Items:
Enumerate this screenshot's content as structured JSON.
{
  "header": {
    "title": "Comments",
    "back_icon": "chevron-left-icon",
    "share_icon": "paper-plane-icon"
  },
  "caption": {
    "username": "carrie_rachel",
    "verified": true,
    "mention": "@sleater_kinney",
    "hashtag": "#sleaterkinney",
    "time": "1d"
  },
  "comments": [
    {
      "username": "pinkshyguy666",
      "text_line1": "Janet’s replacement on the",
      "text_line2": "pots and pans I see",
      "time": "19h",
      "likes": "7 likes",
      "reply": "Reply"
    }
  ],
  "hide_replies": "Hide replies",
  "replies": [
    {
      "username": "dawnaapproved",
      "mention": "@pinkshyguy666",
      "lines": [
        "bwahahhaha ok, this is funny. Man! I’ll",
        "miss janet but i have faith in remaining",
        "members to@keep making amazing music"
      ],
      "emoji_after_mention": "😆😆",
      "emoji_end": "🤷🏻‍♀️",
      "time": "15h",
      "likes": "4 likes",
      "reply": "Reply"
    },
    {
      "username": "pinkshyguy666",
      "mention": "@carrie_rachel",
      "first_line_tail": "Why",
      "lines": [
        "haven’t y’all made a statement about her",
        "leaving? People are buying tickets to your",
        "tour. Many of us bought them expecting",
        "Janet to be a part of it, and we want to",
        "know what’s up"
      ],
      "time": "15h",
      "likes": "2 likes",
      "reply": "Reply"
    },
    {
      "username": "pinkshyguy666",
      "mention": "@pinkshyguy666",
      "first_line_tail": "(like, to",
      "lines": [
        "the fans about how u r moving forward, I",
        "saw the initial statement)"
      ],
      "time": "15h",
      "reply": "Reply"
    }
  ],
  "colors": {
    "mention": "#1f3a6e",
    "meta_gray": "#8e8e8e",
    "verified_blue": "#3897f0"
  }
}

Job:
Return the entries in full, keeping every line exactly as it is.

Answer for the task:
Enumerate this screenshot's content as structured JSON.
{
  "header": {
    "title": "Comments",
    "back_icon": "chevron-left-icon",
    "share_icon": "paper-plane-icon"
  },
  "caption": {
    "username": "carrie_rachel",
    "verified": true,
    "mention": "@sleater_kinney",
    "hashtag": "#sleaterkinney",
    "time": "1d"
  },
  "comments": [
    {
      "username": "pinkshyguy666",
      "text_line1": "Janet’s replacement on the",
      "text_line2": "pots and pans I see",
      "time": "19h",
      "likes": "7 likes",
      "reply": "Reply"
    }
  ],
  "hide_replies": "Hide replies",
  "replies": [
    {
      "username": "dawnaapproved",
      "mention": "@pinkshyguy666",
      "lines": [
        "bwahahhaha ok, this is funny. Man! I’ll",
        "miss janet but i have faith in remaining",
        "members to@keep making amazing music"
      ],
      "emoji_after_mention": "😆😆",
      "emoji_end": "🤷🏻‍♀️",
      "time": "15h",
      "likes": "4 likes",
      "reply": "Reply"
    },
    {
      "username": "pinkshyguy666",
      "mention": "@carrie_rachel",
      "first_line_tail": "Why",
      "lines": [
        "haven’t y’all made a statement about her",
        "leaving? People are buying tickets to your",
        "tour. Many of us bought them expecting",
        "Janet to be a part of it, and we want to",
        "know what’s up"
      ],
      "time": "15h",
      "likes": "2 likes",
      "reply": "Reply"
    },
    {
      "username": "pinkshyguy666",
      "mention": "@pinkshyguy666",
      "first_line_tail": "(like, to",
      "lines": [
        "the fans about how u r moving forward, I",
        "saw the initial statement)"
      ],
      "time": "15h",
      "reply": "Reply"
    }
  ],
  "colors": {
    "mention": "#1f3a6e",
    "meta_gray": "#8e8e8e",
    "verified_blue": "#3897f0"
  }
}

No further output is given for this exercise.